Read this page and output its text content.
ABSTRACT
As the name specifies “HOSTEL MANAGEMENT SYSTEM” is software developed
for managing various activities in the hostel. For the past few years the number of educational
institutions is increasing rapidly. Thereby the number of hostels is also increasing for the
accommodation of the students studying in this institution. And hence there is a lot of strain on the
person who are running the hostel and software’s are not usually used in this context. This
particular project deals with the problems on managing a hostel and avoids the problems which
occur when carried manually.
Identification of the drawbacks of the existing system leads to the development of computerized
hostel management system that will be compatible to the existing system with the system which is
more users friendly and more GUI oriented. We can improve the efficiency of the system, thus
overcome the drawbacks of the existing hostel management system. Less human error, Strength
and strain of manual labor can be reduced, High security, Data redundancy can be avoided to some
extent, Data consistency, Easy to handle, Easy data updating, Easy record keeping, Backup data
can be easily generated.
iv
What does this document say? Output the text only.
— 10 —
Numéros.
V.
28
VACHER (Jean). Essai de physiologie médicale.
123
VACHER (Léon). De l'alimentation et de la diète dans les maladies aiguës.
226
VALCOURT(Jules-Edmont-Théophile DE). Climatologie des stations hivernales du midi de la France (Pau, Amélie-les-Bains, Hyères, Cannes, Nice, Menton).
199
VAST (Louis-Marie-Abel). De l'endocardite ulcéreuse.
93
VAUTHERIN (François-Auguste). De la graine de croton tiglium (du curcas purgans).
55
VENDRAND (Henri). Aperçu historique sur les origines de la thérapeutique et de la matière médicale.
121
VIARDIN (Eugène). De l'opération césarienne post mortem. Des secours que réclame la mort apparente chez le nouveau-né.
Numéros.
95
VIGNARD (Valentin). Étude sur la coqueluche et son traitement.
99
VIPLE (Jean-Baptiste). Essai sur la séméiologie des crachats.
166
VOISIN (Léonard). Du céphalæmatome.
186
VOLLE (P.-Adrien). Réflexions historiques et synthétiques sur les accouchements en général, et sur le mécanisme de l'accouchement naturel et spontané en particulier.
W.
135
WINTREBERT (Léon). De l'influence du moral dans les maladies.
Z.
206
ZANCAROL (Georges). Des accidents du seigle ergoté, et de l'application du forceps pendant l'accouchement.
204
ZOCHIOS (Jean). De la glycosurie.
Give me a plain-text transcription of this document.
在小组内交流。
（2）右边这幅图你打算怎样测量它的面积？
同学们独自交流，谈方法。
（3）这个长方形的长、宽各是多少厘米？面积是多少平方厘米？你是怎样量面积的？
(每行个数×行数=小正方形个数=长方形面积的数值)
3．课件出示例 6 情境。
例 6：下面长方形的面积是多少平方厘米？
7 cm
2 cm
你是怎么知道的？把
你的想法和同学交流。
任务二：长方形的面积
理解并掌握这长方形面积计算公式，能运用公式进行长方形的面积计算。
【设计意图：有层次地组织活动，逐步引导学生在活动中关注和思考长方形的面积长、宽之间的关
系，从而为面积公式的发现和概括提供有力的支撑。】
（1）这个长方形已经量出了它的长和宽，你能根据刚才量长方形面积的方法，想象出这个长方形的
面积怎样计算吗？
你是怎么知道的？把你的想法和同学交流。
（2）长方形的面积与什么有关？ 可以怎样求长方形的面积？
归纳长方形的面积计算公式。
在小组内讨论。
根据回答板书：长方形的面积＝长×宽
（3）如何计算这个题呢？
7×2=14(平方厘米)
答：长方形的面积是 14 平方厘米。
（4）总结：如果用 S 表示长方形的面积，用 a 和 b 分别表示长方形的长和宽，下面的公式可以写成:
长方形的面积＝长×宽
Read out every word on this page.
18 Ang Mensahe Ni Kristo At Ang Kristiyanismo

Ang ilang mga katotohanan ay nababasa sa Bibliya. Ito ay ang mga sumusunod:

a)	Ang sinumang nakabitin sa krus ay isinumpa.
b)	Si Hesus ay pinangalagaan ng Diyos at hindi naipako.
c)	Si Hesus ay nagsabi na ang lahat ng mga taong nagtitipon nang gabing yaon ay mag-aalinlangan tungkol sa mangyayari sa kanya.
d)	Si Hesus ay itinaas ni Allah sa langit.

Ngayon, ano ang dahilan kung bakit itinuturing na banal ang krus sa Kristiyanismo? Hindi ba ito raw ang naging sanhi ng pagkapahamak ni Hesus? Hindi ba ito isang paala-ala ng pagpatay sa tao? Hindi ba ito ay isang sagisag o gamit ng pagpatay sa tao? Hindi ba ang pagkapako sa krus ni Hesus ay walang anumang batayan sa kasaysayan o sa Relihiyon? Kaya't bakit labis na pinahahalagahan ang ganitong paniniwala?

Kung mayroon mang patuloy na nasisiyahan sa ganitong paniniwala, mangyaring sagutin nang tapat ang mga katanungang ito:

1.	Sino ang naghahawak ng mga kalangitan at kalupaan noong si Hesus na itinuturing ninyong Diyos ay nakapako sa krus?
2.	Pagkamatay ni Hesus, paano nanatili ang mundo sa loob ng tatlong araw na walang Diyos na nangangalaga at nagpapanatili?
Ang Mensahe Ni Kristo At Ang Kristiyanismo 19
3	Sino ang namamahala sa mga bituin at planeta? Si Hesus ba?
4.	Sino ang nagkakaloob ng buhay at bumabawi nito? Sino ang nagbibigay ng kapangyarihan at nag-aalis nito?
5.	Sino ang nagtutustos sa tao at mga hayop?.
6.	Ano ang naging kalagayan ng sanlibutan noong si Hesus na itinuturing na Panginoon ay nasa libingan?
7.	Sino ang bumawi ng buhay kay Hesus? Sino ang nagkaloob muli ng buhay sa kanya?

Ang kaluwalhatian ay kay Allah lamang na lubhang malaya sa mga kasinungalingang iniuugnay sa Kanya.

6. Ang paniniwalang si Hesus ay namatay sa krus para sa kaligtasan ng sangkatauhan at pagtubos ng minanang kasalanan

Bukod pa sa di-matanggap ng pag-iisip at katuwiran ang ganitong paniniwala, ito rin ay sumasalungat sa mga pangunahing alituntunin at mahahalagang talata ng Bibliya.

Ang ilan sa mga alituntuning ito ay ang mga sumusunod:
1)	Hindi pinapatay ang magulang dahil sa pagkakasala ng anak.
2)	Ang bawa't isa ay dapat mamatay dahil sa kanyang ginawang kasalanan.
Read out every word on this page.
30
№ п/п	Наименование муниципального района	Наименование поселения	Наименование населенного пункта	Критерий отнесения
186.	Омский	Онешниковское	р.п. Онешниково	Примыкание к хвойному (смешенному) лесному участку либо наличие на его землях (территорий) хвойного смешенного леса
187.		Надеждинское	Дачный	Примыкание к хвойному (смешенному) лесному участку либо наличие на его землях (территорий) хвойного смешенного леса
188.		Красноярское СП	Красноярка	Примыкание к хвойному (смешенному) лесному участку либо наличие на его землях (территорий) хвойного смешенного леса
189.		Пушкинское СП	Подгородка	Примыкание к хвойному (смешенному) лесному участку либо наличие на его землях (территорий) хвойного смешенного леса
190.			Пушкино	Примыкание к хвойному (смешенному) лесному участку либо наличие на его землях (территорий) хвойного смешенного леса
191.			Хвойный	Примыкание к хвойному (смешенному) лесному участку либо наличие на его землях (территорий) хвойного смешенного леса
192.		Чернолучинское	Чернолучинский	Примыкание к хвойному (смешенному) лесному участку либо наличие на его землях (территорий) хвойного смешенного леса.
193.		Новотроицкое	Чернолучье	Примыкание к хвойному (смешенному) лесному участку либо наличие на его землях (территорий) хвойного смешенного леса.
▬▬▬▬▬▬▬▬▬▬
Copy out every line where the word "sumusunod" occurs.

■ **COMPLETED TASK**
Ang ilang mga katotohanan ay nababasa sa Bibliya. Ito ay ang mga sumusunod:
Ang ilan sa mga alituntuning ito ay ang mga sumusunod:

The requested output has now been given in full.